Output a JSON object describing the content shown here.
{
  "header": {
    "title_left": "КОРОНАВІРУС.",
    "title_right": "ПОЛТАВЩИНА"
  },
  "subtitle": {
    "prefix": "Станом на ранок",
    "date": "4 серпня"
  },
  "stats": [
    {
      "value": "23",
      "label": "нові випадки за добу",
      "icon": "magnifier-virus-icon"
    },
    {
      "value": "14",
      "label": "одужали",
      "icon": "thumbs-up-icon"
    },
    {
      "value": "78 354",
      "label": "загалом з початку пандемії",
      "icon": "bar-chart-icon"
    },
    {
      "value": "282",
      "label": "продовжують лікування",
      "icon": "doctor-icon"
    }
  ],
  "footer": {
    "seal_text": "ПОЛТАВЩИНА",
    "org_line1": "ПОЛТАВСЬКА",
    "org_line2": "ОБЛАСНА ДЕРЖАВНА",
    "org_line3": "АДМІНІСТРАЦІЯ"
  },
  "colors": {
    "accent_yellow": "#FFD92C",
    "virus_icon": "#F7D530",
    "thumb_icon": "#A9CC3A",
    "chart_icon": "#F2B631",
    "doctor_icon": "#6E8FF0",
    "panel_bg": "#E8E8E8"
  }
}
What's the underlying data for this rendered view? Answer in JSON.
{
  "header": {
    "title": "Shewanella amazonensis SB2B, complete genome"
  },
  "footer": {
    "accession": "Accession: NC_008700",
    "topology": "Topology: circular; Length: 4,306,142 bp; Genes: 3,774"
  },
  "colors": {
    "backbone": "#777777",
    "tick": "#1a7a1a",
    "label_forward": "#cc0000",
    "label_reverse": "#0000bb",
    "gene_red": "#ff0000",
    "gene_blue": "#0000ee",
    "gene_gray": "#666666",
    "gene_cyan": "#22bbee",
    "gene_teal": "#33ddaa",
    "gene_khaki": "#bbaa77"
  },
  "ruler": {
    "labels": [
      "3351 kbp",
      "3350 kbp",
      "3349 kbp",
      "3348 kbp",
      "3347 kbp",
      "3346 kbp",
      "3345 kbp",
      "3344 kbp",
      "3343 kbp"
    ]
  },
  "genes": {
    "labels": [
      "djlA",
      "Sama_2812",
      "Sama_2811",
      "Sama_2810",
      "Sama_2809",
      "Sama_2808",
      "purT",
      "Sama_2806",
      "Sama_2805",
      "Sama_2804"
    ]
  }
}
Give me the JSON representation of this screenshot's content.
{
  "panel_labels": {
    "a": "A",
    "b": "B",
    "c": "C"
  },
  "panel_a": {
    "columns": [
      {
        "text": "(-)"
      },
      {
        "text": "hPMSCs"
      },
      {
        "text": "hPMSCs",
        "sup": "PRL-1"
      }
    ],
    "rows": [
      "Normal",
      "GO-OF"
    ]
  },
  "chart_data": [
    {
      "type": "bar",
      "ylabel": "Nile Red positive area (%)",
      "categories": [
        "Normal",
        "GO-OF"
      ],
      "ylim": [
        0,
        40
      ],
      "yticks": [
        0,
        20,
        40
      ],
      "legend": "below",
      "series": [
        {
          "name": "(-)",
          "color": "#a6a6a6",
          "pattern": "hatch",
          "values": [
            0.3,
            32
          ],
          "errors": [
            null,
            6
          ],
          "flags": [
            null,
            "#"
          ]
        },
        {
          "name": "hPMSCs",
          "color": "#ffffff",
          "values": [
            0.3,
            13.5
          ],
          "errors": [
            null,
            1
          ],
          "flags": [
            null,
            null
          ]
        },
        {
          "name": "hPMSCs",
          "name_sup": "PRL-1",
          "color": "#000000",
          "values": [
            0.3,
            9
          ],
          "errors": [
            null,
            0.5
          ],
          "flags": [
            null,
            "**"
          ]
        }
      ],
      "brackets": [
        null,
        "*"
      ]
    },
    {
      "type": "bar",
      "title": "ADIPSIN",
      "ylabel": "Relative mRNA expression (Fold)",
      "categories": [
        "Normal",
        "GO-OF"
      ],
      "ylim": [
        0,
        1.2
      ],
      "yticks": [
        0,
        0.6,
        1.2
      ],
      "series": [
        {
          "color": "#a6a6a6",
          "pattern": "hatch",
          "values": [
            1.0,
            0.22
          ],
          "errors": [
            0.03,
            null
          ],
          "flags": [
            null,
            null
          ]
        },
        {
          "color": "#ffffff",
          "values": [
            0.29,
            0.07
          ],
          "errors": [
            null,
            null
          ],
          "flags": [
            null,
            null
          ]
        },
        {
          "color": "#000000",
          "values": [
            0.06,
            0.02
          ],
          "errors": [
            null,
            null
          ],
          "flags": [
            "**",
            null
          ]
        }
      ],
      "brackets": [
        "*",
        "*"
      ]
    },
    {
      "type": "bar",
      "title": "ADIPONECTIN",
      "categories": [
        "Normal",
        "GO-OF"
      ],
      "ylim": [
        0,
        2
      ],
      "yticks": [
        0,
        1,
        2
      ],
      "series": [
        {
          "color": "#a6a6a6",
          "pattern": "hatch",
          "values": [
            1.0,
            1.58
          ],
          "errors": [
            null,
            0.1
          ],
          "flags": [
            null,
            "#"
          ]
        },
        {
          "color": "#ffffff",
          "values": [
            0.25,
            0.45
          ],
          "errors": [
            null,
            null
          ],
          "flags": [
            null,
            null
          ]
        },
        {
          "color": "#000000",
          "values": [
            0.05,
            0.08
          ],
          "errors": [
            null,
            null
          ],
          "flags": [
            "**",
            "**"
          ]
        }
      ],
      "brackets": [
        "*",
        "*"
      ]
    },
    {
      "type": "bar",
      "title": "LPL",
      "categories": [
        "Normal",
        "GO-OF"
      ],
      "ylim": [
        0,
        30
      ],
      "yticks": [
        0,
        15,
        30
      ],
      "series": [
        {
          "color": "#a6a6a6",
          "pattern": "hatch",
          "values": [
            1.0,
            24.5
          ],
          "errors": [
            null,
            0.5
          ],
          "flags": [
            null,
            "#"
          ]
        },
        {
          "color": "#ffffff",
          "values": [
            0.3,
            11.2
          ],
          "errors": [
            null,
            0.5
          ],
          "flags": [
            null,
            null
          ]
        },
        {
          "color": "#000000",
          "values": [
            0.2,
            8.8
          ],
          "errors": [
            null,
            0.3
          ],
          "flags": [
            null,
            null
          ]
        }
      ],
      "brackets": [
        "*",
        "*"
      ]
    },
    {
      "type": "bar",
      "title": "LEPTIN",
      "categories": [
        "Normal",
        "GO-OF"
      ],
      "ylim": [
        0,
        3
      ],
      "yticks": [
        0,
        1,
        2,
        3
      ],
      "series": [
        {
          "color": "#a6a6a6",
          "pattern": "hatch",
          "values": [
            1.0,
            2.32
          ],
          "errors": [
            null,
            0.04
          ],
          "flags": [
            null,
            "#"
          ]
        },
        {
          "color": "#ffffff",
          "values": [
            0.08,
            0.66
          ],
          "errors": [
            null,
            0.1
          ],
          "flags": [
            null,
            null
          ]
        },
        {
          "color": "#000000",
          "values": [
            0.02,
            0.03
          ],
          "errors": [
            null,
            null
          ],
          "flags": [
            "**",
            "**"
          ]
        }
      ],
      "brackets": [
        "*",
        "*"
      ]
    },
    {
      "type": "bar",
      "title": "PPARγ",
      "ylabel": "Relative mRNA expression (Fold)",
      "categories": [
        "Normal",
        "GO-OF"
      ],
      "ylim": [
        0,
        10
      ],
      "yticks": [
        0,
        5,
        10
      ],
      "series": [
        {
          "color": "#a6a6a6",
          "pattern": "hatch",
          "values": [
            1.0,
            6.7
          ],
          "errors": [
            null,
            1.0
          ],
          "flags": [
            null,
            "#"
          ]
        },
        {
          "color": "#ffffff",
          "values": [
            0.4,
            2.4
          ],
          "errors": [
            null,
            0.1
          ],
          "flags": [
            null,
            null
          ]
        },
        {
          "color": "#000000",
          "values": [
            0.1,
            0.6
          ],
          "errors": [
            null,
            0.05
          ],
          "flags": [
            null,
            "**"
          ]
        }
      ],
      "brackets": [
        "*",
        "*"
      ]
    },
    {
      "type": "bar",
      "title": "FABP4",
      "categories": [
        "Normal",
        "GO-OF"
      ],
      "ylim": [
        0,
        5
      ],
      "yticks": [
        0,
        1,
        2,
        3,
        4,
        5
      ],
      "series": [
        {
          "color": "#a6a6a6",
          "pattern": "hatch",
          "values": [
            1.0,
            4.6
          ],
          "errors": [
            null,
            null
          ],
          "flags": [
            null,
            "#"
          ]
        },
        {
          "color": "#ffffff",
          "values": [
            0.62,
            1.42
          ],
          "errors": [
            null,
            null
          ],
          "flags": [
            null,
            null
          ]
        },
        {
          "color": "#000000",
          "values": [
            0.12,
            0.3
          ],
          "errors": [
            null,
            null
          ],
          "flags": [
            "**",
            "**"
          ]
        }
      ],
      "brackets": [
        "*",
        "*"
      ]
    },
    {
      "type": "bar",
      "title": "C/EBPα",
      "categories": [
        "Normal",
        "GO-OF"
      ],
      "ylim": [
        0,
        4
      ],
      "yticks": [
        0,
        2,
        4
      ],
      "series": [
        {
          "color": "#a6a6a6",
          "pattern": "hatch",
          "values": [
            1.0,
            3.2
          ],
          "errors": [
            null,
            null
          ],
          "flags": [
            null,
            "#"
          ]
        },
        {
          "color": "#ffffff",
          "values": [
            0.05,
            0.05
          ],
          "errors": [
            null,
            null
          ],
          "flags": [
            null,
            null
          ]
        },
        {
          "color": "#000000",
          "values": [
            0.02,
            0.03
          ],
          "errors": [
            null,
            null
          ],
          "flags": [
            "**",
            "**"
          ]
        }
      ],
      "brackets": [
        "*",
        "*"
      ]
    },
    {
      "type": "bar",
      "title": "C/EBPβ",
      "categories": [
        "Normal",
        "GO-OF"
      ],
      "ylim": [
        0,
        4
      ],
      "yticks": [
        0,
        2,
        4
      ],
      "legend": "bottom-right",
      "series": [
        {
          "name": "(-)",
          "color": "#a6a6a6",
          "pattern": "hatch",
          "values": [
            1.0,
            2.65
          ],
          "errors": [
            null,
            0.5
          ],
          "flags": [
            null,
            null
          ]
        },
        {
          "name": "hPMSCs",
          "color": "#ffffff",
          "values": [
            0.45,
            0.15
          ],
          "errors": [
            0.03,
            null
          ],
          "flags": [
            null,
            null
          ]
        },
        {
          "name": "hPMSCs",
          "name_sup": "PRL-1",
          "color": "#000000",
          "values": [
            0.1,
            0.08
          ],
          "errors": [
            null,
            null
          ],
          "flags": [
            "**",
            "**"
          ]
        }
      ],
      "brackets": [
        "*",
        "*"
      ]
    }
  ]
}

────────────────────────────────────────

When the string "JSON" occurs in a line of the material, that line belongs in the answer.

Output a JSON object describing the content shown here.
What's the underlying data for this rendered view? Answer in JSON.
Give me the JSON representation of this screenshot's content.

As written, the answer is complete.